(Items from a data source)
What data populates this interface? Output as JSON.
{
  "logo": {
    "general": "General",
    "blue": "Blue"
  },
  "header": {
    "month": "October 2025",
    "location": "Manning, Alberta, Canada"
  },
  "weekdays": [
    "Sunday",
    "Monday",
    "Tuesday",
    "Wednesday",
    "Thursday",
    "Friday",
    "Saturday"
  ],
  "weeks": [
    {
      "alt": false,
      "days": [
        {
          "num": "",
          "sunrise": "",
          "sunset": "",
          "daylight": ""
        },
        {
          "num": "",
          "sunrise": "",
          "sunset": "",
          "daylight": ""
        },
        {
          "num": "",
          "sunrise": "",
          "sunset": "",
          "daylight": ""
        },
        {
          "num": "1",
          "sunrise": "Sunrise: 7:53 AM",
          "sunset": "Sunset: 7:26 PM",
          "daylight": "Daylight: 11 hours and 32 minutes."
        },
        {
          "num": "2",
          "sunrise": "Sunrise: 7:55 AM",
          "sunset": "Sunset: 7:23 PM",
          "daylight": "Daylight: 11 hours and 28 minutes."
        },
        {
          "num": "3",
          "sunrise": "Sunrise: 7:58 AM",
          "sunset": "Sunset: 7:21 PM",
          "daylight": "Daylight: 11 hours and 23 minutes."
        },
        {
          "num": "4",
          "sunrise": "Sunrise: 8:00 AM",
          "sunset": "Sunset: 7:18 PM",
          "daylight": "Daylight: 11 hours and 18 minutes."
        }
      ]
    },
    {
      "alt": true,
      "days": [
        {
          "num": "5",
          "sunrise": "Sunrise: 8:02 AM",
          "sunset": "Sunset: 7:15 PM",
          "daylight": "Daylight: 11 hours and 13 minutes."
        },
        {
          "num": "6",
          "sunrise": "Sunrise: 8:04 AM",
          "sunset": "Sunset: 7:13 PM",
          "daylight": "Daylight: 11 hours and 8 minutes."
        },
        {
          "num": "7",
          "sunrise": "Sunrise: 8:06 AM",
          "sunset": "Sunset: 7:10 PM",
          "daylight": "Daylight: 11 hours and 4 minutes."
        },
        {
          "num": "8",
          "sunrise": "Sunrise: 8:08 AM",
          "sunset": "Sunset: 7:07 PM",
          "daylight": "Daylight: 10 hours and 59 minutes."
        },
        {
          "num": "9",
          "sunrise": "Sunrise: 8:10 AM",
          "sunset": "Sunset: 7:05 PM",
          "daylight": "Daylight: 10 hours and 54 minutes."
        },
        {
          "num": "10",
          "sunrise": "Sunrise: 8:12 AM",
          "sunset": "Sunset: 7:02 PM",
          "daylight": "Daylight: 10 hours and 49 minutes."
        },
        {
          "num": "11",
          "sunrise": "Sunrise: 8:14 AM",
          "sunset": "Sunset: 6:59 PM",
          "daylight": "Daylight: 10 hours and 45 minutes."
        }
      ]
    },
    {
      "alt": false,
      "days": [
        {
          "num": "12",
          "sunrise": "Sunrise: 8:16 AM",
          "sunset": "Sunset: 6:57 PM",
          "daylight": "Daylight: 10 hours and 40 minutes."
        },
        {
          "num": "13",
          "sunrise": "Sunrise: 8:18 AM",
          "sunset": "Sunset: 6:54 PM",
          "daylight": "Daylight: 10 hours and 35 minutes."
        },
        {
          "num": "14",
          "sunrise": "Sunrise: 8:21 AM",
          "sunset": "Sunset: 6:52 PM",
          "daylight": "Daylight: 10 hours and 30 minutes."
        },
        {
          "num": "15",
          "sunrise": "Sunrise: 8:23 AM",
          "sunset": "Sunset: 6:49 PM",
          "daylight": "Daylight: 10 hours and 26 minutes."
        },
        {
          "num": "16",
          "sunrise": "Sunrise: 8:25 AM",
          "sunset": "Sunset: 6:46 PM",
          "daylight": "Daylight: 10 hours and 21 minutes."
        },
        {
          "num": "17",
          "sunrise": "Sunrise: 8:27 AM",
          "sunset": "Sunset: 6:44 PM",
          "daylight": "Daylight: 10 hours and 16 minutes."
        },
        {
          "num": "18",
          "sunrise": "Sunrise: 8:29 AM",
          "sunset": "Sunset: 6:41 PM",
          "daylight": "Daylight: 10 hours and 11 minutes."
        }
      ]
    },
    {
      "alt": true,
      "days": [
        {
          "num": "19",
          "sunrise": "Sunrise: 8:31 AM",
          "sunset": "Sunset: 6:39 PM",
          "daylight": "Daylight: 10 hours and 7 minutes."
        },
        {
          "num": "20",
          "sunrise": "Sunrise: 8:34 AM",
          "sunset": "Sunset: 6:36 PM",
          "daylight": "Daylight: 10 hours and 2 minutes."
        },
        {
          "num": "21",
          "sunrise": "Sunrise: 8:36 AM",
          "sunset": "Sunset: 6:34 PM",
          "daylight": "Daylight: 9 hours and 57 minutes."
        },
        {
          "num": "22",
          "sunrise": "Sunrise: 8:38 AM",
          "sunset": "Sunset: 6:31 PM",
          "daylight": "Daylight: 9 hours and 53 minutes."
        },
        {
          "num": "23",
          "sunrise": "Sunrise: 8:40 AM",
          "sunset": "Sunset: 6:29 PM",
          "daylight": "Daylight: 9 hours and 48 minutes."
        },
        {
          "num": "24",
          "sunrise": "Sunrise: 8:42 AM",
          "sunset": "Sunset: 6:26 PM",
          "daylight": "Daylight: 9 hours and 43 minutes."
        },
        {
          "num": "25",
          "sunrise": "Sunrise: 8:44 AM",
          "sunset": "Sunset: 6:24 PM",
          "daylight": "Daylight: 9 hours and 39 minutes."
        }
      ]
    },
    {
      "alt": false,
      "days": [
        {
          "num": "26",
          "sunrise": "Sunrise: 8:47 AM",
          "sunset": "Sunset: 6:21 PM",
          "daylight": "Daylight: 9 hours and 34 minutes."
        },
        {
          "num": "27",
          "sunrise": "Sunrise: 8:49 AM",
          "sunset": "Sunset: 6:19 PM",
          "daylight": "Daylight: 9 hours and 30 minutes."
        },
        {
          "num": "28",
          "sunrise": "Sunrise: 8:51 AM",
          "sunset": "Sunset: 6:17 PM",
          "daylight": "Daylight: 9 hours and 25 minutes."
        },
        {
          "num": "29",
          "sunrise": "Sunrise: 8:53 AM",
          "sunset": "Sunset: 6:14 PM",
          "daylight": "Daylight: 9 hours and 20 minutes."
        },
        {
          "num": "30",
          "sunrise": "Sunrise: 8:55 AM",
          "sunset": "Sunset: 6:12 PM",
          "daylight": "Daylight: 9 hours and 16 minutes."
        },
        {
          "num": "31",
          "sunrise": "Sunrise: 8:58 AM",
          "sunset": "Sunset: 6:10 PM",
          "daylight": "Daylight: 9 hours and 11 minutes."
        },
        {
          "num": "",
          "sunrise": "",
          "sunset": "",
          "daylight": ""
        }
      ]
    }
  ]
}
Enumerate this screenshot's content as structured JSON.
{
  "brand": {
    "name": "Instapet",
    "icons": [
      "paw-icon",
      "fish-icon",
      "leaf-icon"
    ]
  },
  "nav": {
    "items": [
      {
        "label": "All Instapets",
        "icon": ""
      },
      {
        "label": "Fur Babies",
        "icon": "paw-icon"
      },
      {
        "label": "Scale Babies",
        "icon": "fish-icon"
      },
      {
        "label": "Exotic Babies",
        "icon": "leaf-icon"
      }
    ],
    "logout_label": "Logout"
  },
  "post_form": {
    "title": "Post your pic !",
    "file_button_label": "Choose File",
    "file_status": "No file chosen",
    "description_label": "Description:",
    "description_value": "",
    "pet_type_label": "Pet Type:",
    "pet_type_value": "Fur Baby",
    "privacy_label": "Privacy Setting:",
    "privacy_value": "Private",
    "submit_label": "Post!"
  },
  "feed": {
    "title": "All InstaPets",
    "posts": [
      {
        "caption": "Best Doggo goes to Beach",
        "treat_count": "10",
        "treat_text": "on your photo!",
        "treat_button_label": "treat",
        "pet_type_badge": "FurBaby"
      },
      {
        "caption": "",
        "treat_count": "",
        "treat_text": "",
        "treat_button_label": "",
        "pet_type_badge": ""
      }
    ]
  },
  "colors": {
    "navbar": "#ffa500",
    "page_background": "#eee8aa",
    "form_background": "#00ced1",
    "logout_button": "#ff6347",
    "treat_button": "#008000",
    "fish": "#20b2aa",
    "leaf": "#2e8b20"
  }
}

Problem to work on >>
Lines of the listing that contain the word "Babies" are to be counted; report only their number.

The response >>
3